GIVEN DATA |
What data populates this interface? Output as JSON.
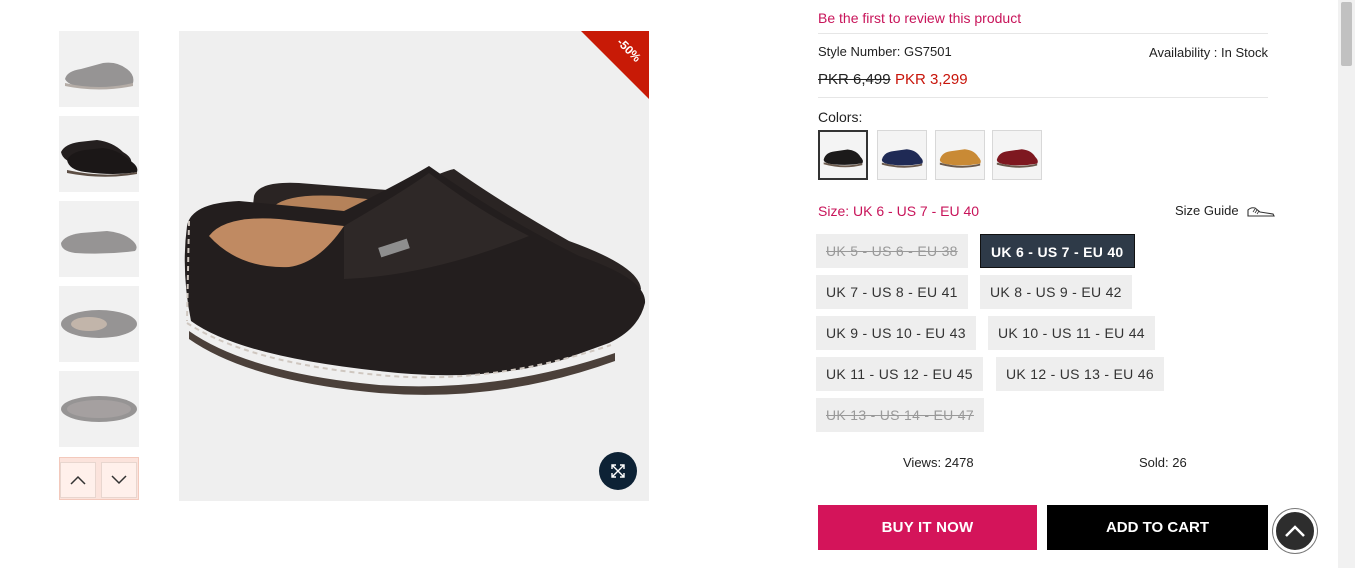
{
  "thumbnails": [
    {
      "name": "thumb-1",
      "state": "dim"
    },
    {
      "name": "thumb-2",
      "state": "active"
    },
    {
      "name": "thumb-3",
      "state": "dim"
    },
    {
      "name": "thumb-4",
      "state": "dim"
    },
    {
      "name": "thumb-5",
      "state": "dim"
    }
  ],
  "gallery": {
    "sale_badge": "-50%",
    "prev_icon": "chevron-up-icon",
    "next_icon": "chevron-down-icon",
    "zoom_icon": "expand-icon"
  },
  "product": {
    "review_link": "Be the first to review this product",
    "style_number": "Style Number: GS7501",
    "availability": "Availability : In Stock",
    "price_old": "PKR 6,499",
    "price_new": "PKR 3,299"
  },
  "colors": {
    "label": "Colors:",
    "options": [
      {
        "name": "black",
        "hex": "#1c1a1a",
        "selected": true
      },
      {
        "name": "navy",
        "hex": "#1f2a55",
        "selected": false
      },
      {
        "name": "tan",
        "hex": "#c98a35",
        "selected": false
      },
      {
        "name": "maroon",
        "hex": "#7e1820",
        "selected": false
      }
    ]
  },
  "size": {
    "label": "Size: UK 6 - US 7 - EU 40",
    "guide_label": "Size Guide",
    "options": [
      {
        "label": "UK 5 - US 6 - EU 38",
        "state": "oos"
      },
      {
        "label": "UK 6 - US 7 - EU 40",
        "state": "selected"
      },
      {
        "label": "UK 7 - US 8 - EU 41",
        "state": "available"
      },
      {
        "label": "UK 8 - US 9 - EU 42",
        "state": "available"
      },
      {
        "label": "UK 9 - US 10 - EU 43",
        "state": "available"
      },
      {
        "label": "UK 10 - US 11 - EU 44",
        "state": "available"
      },
      {
        "label": "UK 11 - US 12 - EU 45",
        "state": "available"
      },
      {
        "label": "UK 12 - US 13 - EU 46",
        "state": "available"
      },
      {
        "label": "UK 13 - US 14 - EU 47",
        "state": "oos"
      }
    ]
  },
  "stats": {
    "views": "Views: 2478",
    "sold": "Sold: 26"
  },
  "actions": {
    "buy_now": "BUY IT NOW",
    "add_to_cart": "ADD TO CART"
  },
  "colors_theme": {
    "accent": "#d4145a",
    "sale_red": "#c8140a",
    "selected_size_bg": "#2e3a48"
  }
}
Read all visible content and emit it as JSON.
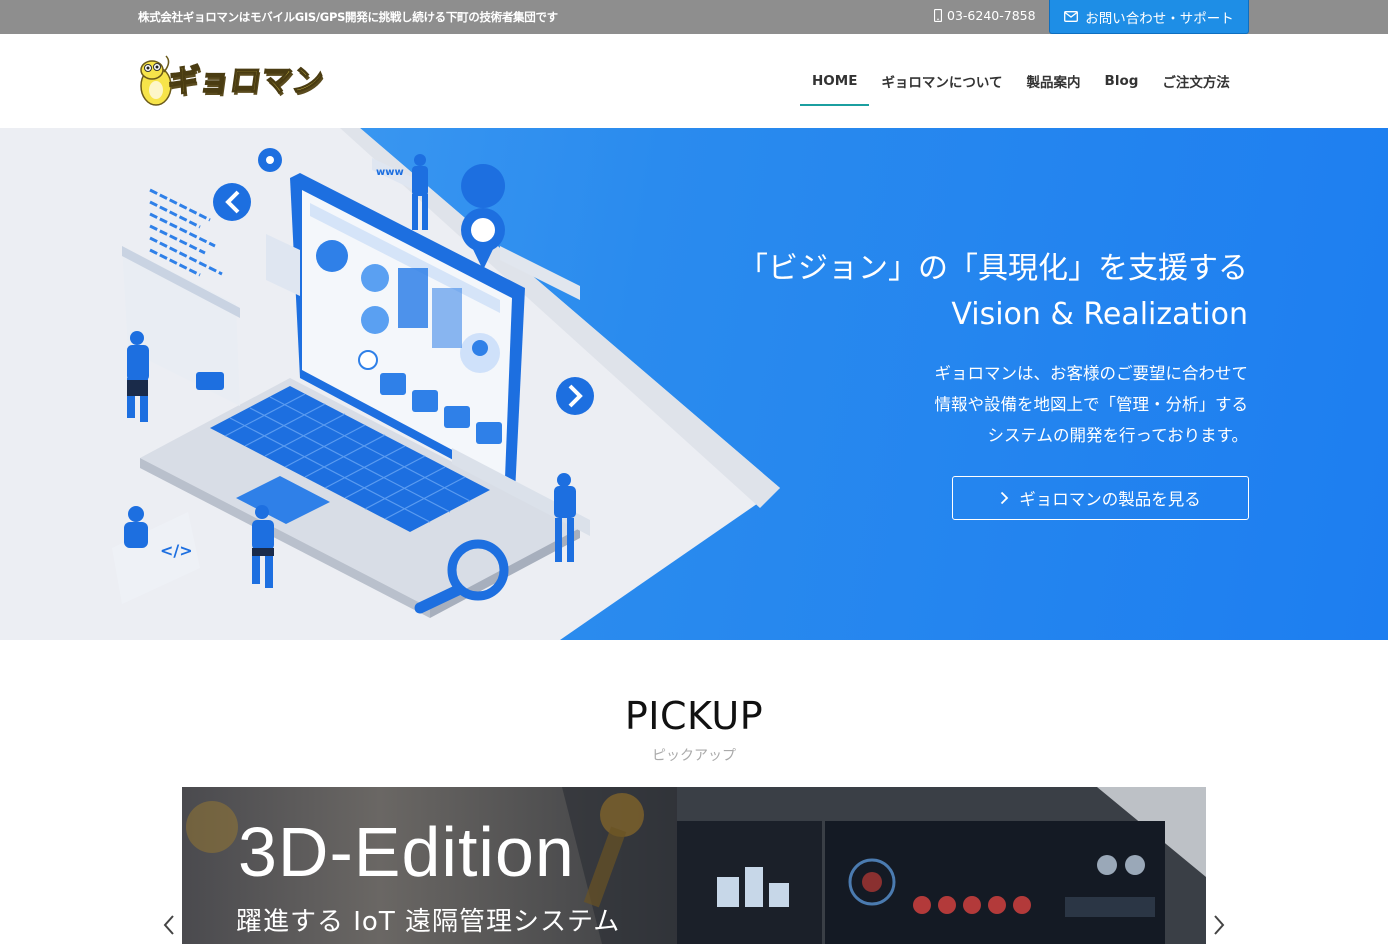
{
  "topbar": {
    "tagline": "株式会社ギョロマンはモバイルGIS/GPS開発に挑戦し続ける下町の技術者集団です",
    "phone": "03-6240-7858",
    "contact_label": "お問い合わせ・サポート"
  },
  "brand": {
    "logo_text": "ギョロマン"
  },
  "nav": {
    "items": [
      {
        "label": "HOME",
        "active": true
      },
      {
        "label": "ギョロマンについて"
      },
      {
        "label": "製品案内"
      },
      {
        "label": "Blog"
      },
      {
        "label": "ご注文方法"
      }
    ]
  },
  "hero": {
    "title_line1": "「ビジョン」の「具現化」を支援する",
    "title_line2": "Vision & Realization",
    "desc_line1": "ギョロマンは、お客様のご要望に合わせて",
    "desc_line2": "情報や設備を地図上で「管理・分析」する",
    "desc_line3": "システムの開発を行っております。",
    "button_label": "ギョロマンの製品を見る",
    "art_label": "www"
  },
  "pickup": {
    "title": "PICKUP",
    "subtitle": "ピックアップ",
    "banner_heading": "3D-Edition",
    "banner_sub": "躍進する IoT 遠隔管理システム"
  },
  "colors": {
    "topbar": "#8e8e8e",
    "accent_blue": "#1e8ee6",
    "nav_underline": "#1b9fa0",
    "hero_blue": "#2a8bee"
  }
}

YOUR INSTRUCTIONS |
Copy every line of the data exactly as written, excluding the pictures.

ANSWER TO THE EXERCISE |
What data populates this interface? Output as JSON.
{
  "thumbnails": [
    {
      "name": "thumb-1",
      "state": "dim"
    },
    {
      "name": "thumb-2",
      "state": "active"
    },
    {
      "name": "thumb-3",
      "state": "dim"
    },
    {
      "name": "thumb-4",
      "state": "dim"
    },
    {
      "name": "thumb-5",
      "state": "dim"
    }
  ],
  "gallery": {
    "sale_badge": "-50%",
    "prev_icon": "chevron-up-icon",
    "next_icon": "chevron-down-icon",
    "zoom_icon": "expand-icon"
  },
  "product": {
    "review_link": "Be the first to review this product",
    "style_number": "Style Number: GS7501",
    "availability": "Availability : In Stock",
    "price_old": "PKR 6,499",
    "price_new": "PKR 3,299"
  },
  "colors": {
    "label": "Colors:",
    "options": [
      {
        "name": "black",
        "hex": "#1c1a1a",
        "selected": true
      },
      {
        "name": "navy",
        "hex": "#1f2a55",
        "selected": false
      },
      {
        "name": "tan",
        "hex": "#c98a35",
        "selected": false
      },
      {
        "name": "maroon",
        "hex": "#7e1820",
        "selected": false
      }
    ]
  },
  "size": {
    "label": "Size: UK 6 - US 7 - EU 40",
    "guide_label": "Size Guide",
    "options": [
      {
        "label": "UK 5 - US 6 - EU 38",
        "state": "oos"
      },
      {
        "label": "UK 6 - US 7 - EU 40",
        "state": "selected"
      },
      {
        "label": "UK 7 - US 8 - EU 41",
        "state": "available"
      },
      {
        "label": "UK 8 - US 9 - EU 42",
        "state": "available"
      },
      {
        "label": "UK 9 - US 10 - EU 43",
        "state": "available"
      },
      {
        "label": "UK 10 - US 11 - EU 44",
        "state": "available"
      },
      {
        "label": "UK 11 - US 12 - EU 45",
        "state": "available"
      },
      {
        "label": "UK 12 - US 13 - EU 46",
        "state": "available"
      },
      {
        "label": "UK 13 - US 14 - EU 47",
        "state": "oos"
      }
    ]
  },
  "stats": {
    "views": "Views: 2478",
    "sold": "Sold: 26"
  },
  "actions": {
    "buy_now": "BUY IT NOW",
    "add_to_cart": "ADD TO CART"
  },
  "colors_theme": {
    "accent": "#d4145a",
    "sale_red": "#c8140a",
    "selected_size_bg": "#2e3a48"
  }
}
Read all visible content and emit it as JSON.
{
  "topbar": {
    "tagline": "株式会社ギョロマンはモバイルGIS/GPS開発に挑戦し続ける下町の技術者集団です",
    "phone": "03-6240-7858",
    "contact_label": "お問い合わせ・サポート"
  },
  "brand": {
    "logo_text": "ギョロマン"
  },
  "nav": {
    "items": [
      {
        "label": "HOME",
        "active": true
      },
      {
        "label": "ギョロマンについて"
      },
      {
        "label": "製品案内"
      },
      {
        "label": "Blog"
      },
      {
        "label": "ご注文方法"
      }
    ]
  },
  "hero": {
    "title_line1": "「ビジョン」の「具現化」を支援する",
    "title_line2": "Vision & Realization",
    "desc_line1": "ギョロマンは、お客様のご要望に合わせて",
    "desc_line2": "情報や設備を地図上で「管理・分析」する",
    "desc_line3": "システムの開発を行っております。",
    "button_label": "ギョロマンの製品を見る",
    "art_label": "www"
  },
  "pickup": {
    "title": "PICKUP",
    "subtitle": "ピックアップ",
    "banner_heading": "3D-Edition",
    "banner_sub": "躍進する IoT 遠隔管理システム"
  },
  "colors": {
    "topbar": "#8e8e8e",
    "accent_blue": "#1e8ee6",
    "nav_underline": "#1b9fa0",
    "hero_blue": "#2a8bee"
  }
}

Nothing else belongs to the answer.